What you have to do:
Repeat what the lines below say, word for word, and skip every image.

Data in this exercise:
=-=-=

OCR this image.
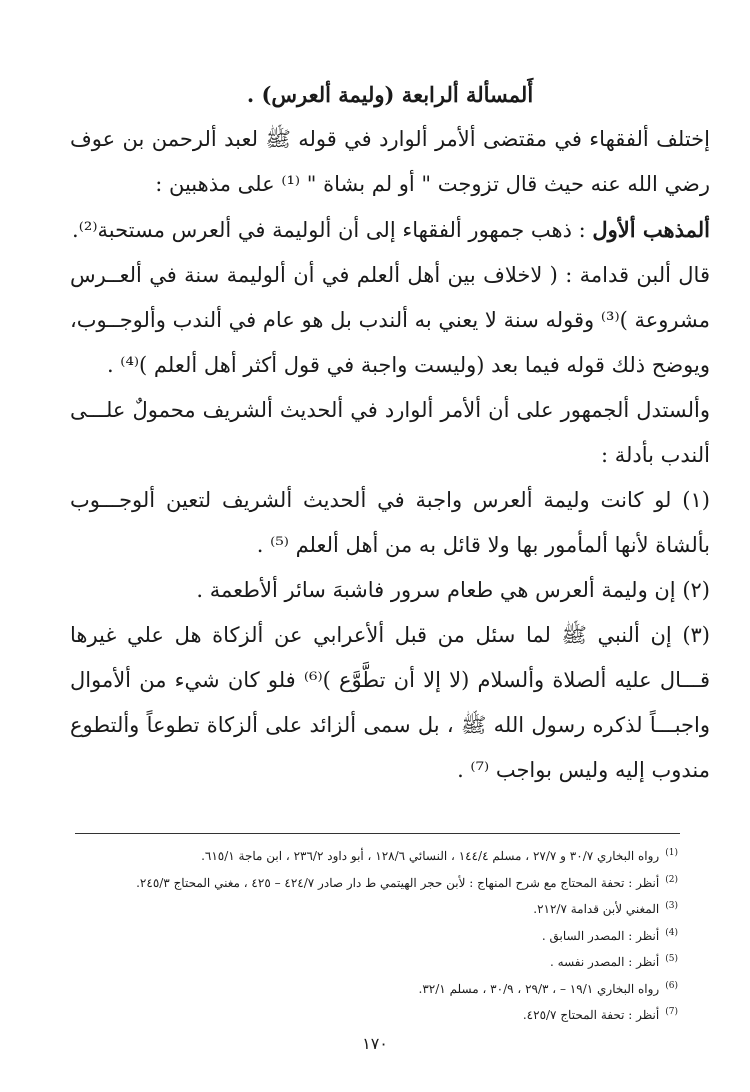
أَلمسألة ألرابعة (وليمة ألعرس) .

إختلف ألفقهاء في مقتضى ألأمر ألوارد في قوله ﷺ لعبد ألرحمن بن عوف رضي الله عنه حيث قال تزوجت " أو لم بشاة " ⁽¹⁾ على مذهبين :

ألمذهب ألأول : ذهب جمهور ألفقهاء إلى أن ألوليمة في ألعرس مستحبة⁽²⁾.

قال ألبن قدامة : ( لاخلاف بين أهل ألعلم في أن ألوليمة سنة في ألعــرس مشروعة )⁽³⁾ وقوله سنة لا يعني به ألندب بل هو عام في ألندب وألوجــوب، ويوضح ذلك قوله فيما بعد (وليست واجبة في قول أكثر أهل ألعلم )⁽⁴⁾ .

وألستدل ألجمهور على أن ألأمر ألوارد في ألحديث ألشريف محمولٌ علـــى ألندب بأدلة :

(١) لو كانت وليمة ألعرس واجبة في ألحديث ألشريف لتعين ألوجـــوب بألشاة لأنها ألمأمور بها ولا قائل به من أهل ألعلم ⁽⁵⁾ .

(٢) إن وليمة ألعرس هي طعام سرور فاشبهَ سائر ألأطعمة .

(٣) إن ألنبي ﷺ لما سئل من قبل ألأعرابي عن ألزكاة هل علي غيرها قـــال عليه ألصلاة وألسلام (لا إلا أن تطَّوَّع )⁽⁶⁾ فلو كان شيء من ألأموال واجبـــاً لذكره رسول الله ﷺ ، بل سمى ألزائد على ألزكاة تطوعاً وألتطوع مندوب إليه وليس بواجب ⁽⁷⁾ .

$^{(1)}$رواه البخاري ٣٠/٧ و ٢٧/٧ ، مسلم ١٤٤/٤ ، النسائي ١٢٨/٦ ، أبو داود ٢٣٦/٢ ، ابن ماجة ٦١٥/١.

$^{(2)}$أنظر : تحفة المحتاج مع شرح المنهاج : لأبن حجر الهيتمي ط دار صادر ٤٢٤/٧ – ٤٢٥ ، مغني المحتاج ٢٤٥/٣.

$^{(3)}$المغني لأبن قدامة ٢١٢/٧.

$^{(4)}$أنظر : المصدر السابق .

$^{(5)}$أنظر : المصدر نفسه .

$^{(6)}$رواه البخاري ١٩/١ – ، ٢٩/٣ ، ٣٠/٩ ، مسلم ٣٢/١.

$^{(7)}$أنظر : تحفة المحتاج ٤٢٥/٧.

١٧٠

=-=-=

Task result:
OCR this image.
أَلمسألة ألرابعة (وليمة ألعرس) .

إختلف ألفقهاء في مقتضى ألأمر ألوارد في قوله ﷺ لعبد ألرحمن بن عوف رضي الله عنه حيث قال تزوجت " أو لم بشاة " ⁽¹⁾ على مذهبين :

ألمذهب ألأول : ذهب جمهور ألفقهاء إلى أن ألوليمة في ألعرس مستحبة⁽²⁾.

قال ألبن قدامة : ( لاخلاف بين أهل ألعلم في أن ألوليمة سنة في ألعــرس مشروعة )⁽³⁾ وقوله سنة لا يعني به ألندب بل هو عام في ألندب وألوجــوب، ويوضح ذلك قوله فيما بعد (وليست واجبة في قول أكثر أهل ألعلم )⁽⁴⁾ .

وألستدل ألجمهور على أن ألأمر ألوارد في ألحديث ألشريف محمولٌ علـــى ألندب بأدلة :

(١) لو كانت وليمة ألعرس واجبة في ألحديث ألشريف لتعين ألوجـــوب بألشاة لأنها ألمأمور بها ولا قائل به من أهل ألعلم ⁽⁵⁾ .

(٢) إن وليمة ألعرس هي طعام سرور فاشبهَ سائر ألأطعمة .

(٣) إن ألنبي ﷺ لما سئل من قبل ألأعرابي عن ألزكاة هل علي غيرها قـــال عليه ألصلاة وألسلام (لا إلا أن تطَّوَّع )⁽⁶⁾ فلو كان شيء من ألأموال واجبـــاً لذكره رسول الله ﷺ ، بل سمى ألزائد على ألزكاة تطوعاً وألتطوع مندوب إليه وليس بواجب ⁽⁷⁾ .

$^{(1)}$رواه البخاري ٣٠/٧ و ٢٧/٧ ، مسلم ١٤٤/٤ ، النسائي ١٢٨/٦ ، أبو داود ٢٣٦/٢ ، ابن ماجة ٦١٥/١.

$^{(2)}$أنظر : تحفة المحتاج مع شرح المنهاج : لأبن حجر الهيتمي ط دار صادر ٤٢٤/٧ – ٤٢٥ ، مغني المحتاج ٢٤٥/٣.

$^{(3)}$المغني لأبن قدامة ٢١٢/٧.

$^{(4)}$أنظر : المصدر السابق .

$^{(5)}$أنظر : المصدر نفسه .

$^{(6)}$رواه البخاري ١٩/١ – ، ٢٩/٣ ، ٣٠/٩ ، مسلم ٣٢/١.

$^{(7)}$أنظر : تحفة المحتاج ٤٢٥/٧.

١٧٠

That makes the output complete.